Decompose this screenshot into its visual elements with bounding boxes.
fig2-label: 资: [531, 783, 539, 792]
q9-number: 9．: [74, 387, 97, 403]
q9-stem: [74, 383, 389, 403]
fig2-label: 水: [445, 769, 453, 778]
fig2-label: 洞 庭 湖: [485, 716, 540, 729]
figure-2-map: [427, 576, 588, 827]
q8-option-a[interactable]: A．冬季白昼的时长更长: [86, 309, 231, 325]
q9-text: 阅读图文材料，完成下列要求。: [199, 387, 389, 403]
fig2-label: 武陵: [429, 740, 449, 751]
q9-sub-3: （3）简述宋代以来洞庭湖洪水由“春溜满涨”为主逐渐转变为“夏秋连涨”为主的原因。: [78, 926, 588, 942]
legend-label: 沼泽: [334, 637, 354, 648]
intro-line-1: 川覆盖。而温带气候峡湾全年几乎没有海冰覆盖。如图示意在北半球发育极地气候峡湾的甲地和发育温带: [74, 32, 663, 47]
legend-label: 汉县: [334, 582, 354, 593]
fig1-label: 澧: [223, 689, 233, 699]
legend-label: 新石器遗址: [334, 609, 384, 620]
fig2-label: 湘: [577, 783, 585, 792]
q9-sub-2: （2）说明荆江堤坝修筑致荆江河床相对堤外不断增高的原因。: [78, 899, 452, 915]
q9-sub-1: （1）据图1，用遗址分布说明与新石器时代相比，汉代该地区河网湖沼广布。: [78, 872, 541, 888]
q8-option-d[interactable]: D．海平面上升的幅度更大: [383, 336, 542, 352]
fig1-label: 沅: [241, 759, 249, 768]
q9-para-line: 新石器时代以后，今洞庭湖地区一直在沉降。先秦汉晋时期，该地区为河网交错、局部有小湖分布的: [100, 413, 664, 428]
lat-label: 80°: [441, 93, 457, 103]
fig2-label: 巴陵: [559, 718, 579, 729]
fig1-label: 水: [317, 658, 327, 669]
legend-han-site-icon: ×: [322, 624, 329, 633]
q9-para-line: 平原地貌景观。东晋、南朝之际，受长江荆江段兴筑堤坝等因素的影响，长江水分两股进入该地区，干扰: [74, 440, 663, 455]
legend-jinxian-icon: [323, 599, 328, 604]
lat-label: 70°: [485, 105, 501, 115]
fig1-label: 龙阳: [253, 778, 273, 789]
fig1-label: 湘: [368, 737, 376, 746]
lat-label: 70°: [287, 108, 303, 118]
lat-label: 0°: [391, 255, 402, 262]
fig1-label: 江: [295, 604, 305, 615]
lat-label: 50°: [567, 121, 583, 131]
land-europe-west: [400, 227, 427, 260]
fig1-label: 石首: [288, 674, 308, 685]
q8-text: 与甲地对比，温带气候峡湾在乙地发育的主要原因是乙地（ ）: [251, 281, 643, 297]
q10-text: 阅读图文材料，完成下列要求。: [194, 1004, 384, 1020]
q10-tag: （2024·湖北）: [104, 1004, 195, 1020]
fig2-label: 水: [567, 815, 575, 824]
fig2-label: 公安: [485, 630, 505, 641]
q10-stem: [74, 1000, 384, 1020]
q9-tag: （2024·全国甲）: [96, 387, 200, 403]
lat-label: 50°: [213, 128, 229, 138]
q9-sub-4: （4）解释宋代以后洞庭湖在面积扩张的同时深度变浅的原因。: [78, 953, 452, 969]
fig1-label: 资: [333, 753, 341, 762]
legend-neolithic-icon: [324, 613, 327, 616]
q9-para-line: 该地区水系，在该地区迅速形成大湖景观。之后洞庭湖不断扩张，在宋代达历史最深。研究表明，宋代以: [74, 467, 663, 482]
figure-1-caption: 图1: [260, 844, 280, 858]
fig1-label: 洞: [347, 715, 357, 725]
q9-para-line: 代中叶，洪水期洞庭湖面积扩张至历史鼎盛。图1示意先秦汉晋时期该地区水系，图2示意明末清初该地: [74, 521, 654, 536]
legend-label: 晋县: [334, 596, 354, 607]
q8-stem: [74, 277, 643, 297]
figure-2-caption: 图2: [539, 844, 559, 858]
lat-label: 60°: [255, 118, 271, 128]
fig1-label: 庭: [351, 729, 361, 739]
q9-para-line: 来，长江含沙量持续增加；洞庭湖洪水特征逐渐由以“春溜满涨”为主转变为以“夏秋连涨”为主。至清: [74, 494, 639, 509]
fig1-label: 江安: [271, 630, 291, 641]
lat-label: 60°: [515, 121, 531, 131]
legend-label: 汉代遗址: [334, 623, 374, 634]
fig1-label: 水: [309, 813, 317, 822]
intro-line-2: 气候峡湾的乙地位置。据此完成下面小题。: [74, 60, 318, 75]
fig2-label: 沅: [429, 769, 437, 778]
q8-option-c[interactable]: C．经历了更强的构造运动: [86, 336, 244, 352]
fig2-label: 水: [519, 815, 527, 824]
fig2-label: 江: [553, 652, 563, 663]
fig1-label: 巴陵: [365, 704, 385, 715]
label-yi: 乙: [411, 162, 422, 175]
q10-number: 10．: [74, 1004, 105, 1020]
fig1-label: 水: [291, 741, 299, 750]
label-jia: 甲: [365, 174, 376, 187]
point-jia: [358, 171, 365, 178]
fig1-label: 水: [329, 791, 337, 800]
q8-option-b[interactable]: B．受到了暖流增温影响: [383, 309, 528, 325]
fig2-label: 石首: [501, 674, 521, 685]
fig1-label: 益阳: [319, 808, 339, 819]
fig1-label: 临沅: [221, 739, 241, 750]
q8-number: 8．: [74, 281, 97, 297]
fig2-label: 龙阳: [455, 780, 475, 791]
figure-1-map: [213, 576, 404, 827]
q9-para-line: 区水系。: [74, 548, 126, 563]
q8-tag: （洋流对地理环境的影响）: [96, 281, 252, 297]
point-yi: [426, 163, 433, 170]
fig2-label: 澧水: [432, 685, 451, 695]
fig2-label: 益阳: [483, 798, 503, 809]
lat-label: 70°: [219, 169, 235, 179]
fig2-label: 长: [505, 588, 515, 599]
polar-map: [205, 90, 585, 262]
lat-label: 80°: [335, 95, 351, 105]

--*--

WRITTEN PROBLEM:
Copy out every line of the listing above without changing anything.

RESPONSE TO THIS TASK:
Decompose this screenshot into its visual elements with bounding boxes.
fig2-label: 资: [531, 783, 539, 792]
q9-number: 9．: [74, 387, 97, 403]
q9-stem: [74, 383, 389, 403]
fig2-label: 水: [445, 769, 453, 778]
fig2-label: 洞 庭 湖: [485, 716, 540, 729]
figure-2-map: [427, 576, 588, 827]
q8-option-a[interactable]: A．冬季白昼的时长更长: [86, 309, 231, 325]
q9-text: 阅读图文材料，完成下列要求。: [199, 387, 389, 403]
fig2-label: 武陵: [429, 740, 449, 751]
q9-sub-3: （3）简述宋代以来洞庭湖洪水由“春溜满涨”为主逐渐转变为“夏秋连涨”为主的原因。: [78, 926, 588, 942]
legend-label: 沼泽: [334, 637, 354, 648]
intro-line-1: 川覆盖。而温带气候峡湾全年几乎没有海冰覆盖。如图示意在北半球发育极地气候峡湾的甲地和发育温带: [74, 32, 663, 47]
legend-label: 汉县: [334, 582, 354, 593]
fig1-label: 澧: [223, 689, 233, 699]
legend-label: 新石器遗址: [334, 609, 384, 620]
fig2-label: 湘: [577, 783, 585, 792]
q9-sub-2: （2）说明荆江堤坝修筑致荆江河床相对堤外不断增高的原因。: [78, 899, 452, 915]
q9-sub-1: （1）据图1，用遗址分布说明与新石器时代相比，汉代该地区河网湖沼广布。: [78, 872, 541, 888]
q8-option-d[interactable]: D．海平面上升的幅度更大: [383, 336, 542, 352]
fig1-label: 沅: [241, 759, 249, 768]
q9-para-line: 新石器时代以后，今洞庭湖地区一直在沉降。先秦汉晋时期，该地区为河网交错、局部有小湖分布的: [100, 413, 664, 428]
lat-label: 80°: [441, 93, 457, 103]
fig2-label: 巴陵: [559, 718, 579, 729]
fig1-label: 水: [317, 658, 327, 669]
legend-han-site-icon: ×: [322, 624, 329, 633]
q9-para-line: 平原地貌景观。东晋、南朝之际，受长江荆江段兴筑堤坝等因素的影响，长江水分两股进入该地区，干扰: [74, 440, 663, 455]
legend-jinxian-icon: [323, 599, 328, 604]
lat-label: 70°: [485, 105, 501, 115]
fig1-label: 龙阳: [253, 778, 273, 789]
fig1-label: 湘: [368, 737, 376, 746]
lat-label: 70°: [287, 108, 303, 118]
lat-label: 0°: [391, 255, 402, 262]
fig1-label: 江: [295, 604, 305, 615]
lat-label: 50°: [567, 121, 583, 131]
land-europe-west: [400, 227, 427, 260]
fig1-label: 石首: [288, 674, 308, 685]
q8-text: 与甲地对比，温带气候峡湾在乙地发育的主要原因是乙地（ ）: [251, 281, 643, 297]
q10-text: 阅读图文材料，完成下列要求。: [194, 1004, 384, 1020]
q10-tag: （2024·湖北）: [104, 1004, 195, 1020]
fig2-label: 水: [567, 815, 575, 824]
fig2-label: 公安: [485, 630, 505, 641]
q10-stem: [74, 1000, 384, 1020]
q9-tag: （2024·全国甲）: [96, 387, 200, 403]
lat-label: 50°: [213, 128, 229, 138]
q9-sub-4: （4）解释宋代以后洞庭湖在面积扩张的同时深度变浅的原因。: [78, 953, 452, 969]
fig1-label: 资: [333, 753, 341, 762]
legend-neolithic-icon: [324, 613, 327, 616]
q9-para-line: 该地区水系，在该地区迅速形成大湖景观。之后洞庭湖不断扩张，在宋代达历史最深。研究表明，宋代以: [74, 467, 663, 482]
figure-1-caption: 图1: [260, 844, 280, 858]
fig1-label: 洞: [347, 715, 357, 725]
q9-para-line: 代中叶，洪水期洞庭湖面积扩张至历史鼎盛。图1示意先秦汉晋时期该地区水系，图2示意明末清初该地: [74, 521, 654, 536]
legend-label: 晋县: [334, 596, 354, 607]
q8-stem: [74, 277, 643, 297]
figure-2-caption: 图2: [539, 844, 559, 858]
lat-label: 60°: [255, 118, 271, 128]
fig1-label: 庭: [351, 729, 361, 739]
q9-para-line: 来，长江含沙量持续增加；洞庭湖洪水特征逐渐由以“春溜满涨”为主转变为以“夏秋连涨”为主。至清: [74, 494, 639, 509]
fig1-label: 江安: [271, 630, 291, 641]
lat-label: 60°: [515, 121, 531, 131]
legend-label: 汉代遗址: [334, 623, 374, 634]
fig1-label: 水: [309, 813, 317, 822]
intro-line-2: 气候峡湾的乙地位置。据此完成下面小题。: [74, 60, 318, 75]
fig2-label: 沅: [429, 769, 437, 778]
q8-option-c[interactable]: C．经历了更强的构造运动: [86, 336, 244, 352]
fig2-label: 水: [519, 815, 527, 824]
fig2-label: 江: [553, 652, 563, 663]
fig1-label: 巴陵: [365, 704, 385, 715]
label-yi: 乙: [411, 162, 422, 175]
q10-number: 10．: [74, 1004, 105, 1020]
fig1-label: 水: [291, 741, 299, 750]
label-jia: 甲: [365, 174, 376, 187]
point-jia: [358, 171, 365, 178]
fig1-label: 水: [329, 791, 337, 800]
q8-option-b[interactable]: B．受到了暖流增温影响: [383, 309, 528, 325]
fig2-label: 石首: [501, 674, 521, 685]
fig1-label: 益阳: [319, 808, 339, 819]
fig1-label: 临沅: [221, 739, 241, 750]
q8-number: 8．: [74, 281, 97, 297]
fig2-label: 龙阳: [455, 780, 475, 791]
figure-1-map: [213, 576, 404, 827]
q9-para-line: 区水系。: [74, 548, 126, 563]
q8-tag: （洋流对地理环境的影响）: [96, 281, 252, 297]
point-yi: [426, 163, 433, 170]
fig2-label: 澧水: [432, 685, 451, 695]
fig2-label: 益阳: [483, 798, 503, 809]
lat-label: 70°: [219, 169, 235, 179]
fig2-label: 长: [505, 588, 515, 599]
polar-map: [205, 90, 585, 262]
lat-label: 80°: [335, 95, 351, 105]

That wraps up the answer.